→ WHAT YOU NEED TO DO
Give the count of lines holding the string "make" and nothing else.

→ MATERIAL FOR THE TASK
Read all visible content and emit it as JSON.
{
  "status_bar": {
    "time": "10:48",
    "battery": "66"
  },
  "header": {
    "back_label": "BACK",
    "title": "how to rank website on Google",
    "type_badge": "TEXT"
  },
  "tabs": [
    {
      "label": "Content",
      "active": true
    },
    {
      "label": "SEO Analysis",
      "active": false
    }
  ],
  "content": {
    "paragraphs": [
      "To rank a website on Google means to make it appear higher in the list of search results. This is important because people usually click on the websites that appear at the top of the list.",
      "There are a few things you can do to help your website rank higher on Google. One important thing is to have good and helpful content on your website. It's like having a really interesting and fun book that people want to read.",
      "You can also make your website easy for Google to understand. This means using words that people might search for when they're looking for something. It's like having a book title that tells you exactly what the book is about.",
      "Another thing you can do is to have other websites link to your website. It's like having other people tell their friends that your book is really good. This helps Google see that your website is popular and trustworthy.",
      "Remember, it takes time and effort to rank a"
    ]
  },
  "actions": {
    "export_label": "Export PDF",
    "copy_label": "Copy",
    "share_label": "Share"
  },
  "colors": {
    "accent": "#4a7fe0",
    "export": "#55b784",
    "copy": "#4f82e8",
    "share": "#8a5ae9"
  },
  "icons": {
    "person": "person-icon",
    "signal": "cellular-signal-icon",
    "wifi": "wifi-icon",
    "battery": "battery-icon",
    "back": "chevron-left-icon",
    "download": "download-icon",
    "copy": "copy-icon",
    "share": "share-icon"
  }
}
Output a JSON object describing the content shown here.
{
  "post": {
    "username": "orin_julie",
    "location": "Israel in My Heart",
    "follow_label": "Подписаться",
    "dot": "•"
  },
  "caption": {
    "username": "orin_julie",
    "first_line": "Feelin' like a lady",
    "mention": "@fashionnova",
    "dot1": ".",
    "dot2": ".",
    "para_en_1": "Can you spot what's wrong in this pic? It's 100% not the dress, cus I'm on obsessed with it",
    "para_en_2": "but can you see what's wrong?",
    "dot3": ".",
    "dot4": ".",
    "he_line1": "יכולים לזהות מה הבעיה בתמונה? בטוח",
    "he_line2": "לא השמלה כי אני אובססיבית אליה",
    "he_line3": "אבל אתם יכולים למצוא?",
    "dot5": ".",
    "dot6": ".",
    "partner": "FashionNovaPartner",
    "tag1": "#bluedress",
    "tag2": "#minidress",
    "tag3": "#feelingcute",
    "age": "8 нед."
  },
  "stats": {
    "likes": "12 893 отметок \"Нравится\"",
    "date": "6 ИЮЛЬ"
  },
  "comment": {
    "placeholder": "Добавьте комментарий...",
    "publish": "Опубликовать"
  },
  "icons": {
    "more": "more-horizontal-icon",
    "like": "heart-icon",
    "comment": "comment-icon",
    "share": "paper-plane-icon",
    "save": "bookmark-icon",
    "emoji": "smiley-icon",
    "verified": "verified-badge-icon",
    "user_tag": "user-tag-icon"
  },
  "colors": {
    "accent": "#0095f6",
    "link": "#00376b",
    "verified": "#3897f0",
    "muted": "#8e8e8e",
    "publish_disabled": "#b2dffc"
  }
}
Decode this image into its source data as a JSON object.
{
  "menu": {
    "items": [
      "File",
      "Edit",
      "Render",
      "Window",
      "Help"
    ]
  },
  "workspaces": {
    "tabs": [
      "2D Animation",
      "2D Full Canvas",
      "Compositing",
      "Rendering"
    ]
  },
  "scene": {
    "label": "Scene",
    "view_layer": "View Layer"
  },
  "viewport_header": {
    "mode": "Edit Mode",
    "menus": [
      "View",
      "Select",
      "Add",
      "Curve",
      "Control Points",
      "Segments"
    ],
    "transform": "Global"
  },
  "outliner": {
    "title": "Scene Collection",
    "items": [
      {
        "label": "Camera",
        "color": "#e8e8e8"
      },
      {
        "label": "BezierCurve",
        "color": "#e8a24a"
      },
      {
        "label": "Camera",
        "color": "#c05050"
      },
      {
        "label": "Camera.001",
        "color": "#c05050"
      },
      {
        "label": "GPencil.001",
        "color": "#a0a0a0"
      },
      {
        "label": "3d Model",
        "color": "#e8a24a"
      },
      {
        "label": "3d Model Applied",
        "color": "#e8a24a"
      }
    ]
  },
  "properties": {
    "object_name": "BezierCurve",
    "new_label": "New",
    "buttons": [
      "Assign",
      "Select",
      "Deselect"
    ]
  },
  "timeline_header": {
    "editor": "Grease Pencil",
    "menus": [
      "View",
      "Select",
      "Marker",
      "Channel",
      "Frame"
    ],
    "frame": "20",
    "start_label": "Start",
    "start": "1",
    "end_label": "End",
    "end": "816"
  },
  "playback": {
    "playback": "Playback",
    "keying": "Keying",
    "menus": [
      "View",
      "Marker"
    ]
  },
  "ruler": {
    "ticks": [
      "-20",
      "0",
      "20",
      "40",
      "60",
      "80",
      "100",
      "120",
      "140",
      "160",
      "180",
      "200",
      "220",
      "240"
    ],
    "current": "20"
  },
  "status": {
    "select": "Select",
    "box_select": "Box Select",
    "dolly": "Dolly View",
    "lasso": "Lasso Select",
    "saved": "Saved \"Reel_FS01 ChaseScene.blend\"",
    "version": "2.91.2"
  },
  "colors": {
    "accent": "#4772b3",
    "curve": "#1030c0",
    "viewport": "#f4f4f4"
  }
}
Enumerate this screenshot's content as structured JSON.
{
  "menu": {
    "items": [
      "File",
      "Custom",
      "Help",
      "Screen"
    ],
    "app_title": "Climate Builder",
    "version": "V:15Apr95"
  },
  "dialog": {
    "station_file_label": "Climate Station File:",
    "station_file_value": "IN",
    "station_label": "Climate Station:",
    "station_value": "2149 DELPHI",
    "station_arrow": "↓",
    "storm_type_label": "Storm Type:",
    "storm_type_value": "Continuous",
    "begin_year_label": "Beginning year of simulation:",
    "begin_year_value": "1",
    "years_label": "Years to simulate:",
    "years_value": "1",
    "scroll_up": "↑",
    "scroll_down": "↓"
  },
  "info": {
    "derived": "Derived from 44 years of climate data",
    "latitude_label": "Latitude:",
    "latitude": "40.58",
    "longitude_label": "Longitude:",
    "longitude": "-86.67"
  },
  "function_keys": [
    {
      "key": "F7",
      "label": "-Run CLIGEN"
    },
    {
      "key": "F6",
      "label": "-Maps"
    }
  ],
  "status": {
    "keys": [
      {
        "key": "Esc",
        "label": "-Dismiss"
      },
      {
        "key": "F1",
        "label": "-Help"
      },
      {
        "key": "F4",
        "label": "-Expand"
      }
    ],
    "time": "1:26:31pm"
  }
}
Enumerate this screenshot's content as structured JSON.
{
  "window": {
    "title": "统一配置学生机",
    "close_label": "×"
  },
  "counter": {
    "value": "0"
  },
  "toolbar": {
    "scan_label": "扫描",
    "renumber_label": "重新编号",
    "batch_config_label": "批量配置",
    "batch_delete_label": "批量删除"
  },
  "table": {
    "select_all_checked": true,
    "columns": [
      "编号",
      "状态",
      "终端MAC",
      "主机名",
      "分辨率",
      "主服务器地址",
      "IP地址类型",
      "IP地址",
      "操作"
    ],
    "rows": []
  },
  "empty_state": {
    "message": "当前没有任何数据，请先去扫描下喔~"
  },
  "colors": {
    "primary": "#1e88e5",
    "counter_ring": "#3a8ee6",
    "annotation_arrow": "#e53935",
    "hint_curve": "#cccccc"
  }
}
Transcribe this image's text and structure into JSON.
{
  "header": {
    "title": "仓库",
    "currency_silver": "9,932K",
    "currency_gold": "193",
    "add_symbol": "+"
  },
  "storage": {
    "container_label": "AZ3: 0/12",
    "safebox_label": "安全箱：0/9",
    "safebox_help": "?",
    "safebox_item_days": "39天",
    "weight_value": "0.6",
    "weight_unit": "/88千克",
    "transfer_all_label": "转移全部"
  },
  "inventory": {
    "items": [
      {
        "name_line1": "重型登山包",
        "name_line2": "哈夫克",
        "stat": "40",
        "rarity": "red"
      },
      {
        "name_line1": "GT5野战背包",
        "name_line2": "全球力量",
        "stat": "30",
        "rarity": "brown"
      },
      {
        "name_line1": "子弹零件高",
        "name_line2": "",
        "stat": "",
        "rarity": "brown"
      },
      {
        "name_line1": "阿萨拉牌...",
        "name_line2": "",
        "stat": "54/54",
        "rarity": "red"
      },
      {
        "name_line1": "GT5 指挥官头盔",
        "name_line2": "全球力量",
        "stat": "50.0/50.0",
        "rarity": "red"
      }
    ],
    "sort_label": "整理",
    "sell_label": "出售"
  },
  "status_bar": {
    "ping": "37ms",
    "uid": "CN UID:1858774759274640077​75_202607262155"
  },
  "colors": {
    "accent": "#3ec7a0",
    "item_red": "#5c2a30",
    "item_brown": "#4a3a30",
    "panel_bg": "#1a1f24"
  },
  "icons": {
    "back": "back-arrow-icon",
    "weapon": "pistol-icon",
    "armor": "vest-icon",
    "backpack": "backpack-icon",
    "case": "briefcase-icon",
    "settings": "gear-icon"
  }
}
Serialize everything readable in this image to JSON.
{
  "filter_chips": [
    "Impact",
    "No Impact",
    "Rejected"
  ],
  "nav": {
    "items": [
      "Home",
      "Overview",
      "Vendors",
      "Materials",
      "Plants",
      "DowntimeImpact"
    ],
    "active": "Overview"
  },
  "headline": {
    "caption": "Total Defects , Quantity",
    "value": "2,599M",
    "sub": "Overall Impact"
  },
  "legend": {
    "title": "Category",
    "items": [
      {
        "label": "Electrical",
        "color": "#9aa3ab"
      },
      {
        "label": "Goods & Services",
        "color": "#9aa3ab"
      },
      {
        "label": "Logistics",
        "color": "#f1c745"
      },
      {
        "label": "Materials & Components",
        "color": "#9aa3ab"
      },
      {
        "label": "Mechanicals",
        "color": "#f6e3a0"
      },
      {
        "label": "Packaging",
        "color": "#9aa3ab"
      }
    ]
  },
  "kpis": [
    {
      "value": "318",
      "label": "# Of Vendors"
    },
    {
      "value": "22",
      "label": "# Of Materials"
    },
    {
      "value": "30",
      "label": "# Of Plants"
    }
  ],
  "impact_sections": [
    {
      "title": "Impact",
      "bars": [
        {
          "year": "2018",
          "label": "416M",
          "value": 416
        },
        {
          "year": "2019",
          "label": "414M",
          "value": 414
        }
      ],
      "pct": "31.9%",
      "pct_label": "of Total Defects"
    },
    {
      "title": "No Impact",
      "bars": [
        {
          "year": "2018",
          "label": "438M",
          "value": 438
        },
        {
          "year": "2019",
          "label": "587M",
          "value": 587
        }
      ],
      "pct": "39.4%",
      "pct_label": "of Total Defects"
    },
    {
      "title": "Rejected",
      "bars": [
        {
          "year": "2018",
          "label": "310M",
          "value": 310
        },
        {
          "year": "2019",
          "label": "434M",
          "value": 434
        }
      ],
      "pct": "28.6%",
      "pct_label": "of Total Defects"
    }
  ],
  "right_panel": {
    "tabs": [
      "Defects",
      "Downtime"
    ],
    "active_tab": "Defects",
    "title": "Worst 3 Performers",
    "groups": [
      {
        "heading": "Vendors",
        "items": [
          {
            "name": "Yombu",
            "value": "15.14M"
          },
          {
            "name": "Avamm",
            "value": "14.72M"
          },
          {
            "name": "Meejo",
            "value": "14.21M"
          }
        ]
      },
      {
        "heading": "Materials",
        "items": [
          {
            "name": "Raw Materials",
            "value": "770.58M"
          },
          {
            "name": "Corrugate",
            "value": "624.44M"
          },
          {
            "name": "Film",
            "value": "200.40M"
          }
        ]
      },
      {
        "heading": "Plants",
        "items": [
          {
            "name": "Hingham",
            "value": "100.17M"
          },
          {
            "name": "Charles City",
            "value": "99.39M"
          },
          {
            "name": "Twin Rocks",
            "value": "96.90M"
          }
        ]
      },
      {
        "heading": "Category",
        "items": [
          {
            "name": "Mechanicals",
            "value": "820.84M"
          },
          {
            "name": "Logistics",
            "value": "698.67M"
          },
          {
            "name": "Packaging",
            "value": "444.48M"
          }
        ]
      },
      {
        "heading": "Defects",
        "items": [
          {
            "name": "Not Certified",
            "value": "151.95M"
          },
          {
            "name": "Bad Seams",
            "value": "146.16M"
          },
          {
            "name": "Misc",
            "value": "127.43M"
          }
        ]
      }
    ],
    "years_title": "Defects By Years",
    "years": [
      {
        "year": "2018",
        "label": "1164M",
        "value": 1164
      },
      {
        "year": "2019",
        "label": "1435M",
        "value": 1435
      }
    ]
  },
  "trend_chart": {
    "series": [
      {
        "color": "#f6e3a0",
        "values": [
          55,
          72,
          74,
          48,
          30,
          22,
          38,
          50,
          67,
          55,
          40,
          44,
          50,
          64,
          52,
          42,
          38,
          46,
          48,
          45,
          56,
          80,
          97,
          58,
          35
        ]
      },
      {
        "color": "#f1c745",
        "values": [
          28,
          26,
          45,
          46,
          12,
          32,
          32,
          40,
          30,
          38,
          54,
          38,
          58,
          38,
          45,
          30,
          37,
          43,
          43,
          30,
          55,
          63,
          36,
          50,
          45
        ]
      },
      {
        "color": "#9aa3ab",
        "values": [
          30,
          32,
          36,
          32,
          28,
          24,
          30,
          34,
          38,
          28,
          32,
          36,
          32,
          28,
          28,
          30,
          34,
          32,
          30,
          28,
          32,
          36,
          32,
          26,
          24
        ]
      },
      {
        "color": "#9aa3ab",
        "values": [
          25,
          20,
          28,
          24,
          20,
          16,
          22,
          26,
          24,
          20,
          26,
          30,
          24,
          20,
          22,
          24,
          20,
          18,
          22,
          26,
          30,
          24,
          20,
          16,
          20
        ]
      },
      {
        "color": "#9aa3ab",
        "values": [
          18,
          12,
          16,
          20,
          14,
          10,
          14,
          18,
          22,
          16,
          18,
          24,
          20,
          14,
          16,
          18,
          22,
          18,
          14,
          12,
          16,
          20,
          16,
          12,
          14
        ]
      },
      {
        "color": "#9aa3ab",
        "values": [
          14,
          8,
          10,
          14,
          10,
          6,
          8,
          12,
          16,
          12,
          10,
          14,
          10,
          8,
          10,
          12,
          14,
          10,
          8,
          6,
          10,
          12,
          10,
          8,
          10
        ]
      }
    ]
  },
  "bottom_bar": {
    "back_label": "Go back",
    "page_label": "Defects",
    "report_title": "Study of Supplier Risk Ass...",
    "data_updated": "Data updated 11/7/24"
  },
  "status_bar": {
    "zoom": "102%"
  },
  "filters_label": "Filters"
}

→ TASK SOLUTION
2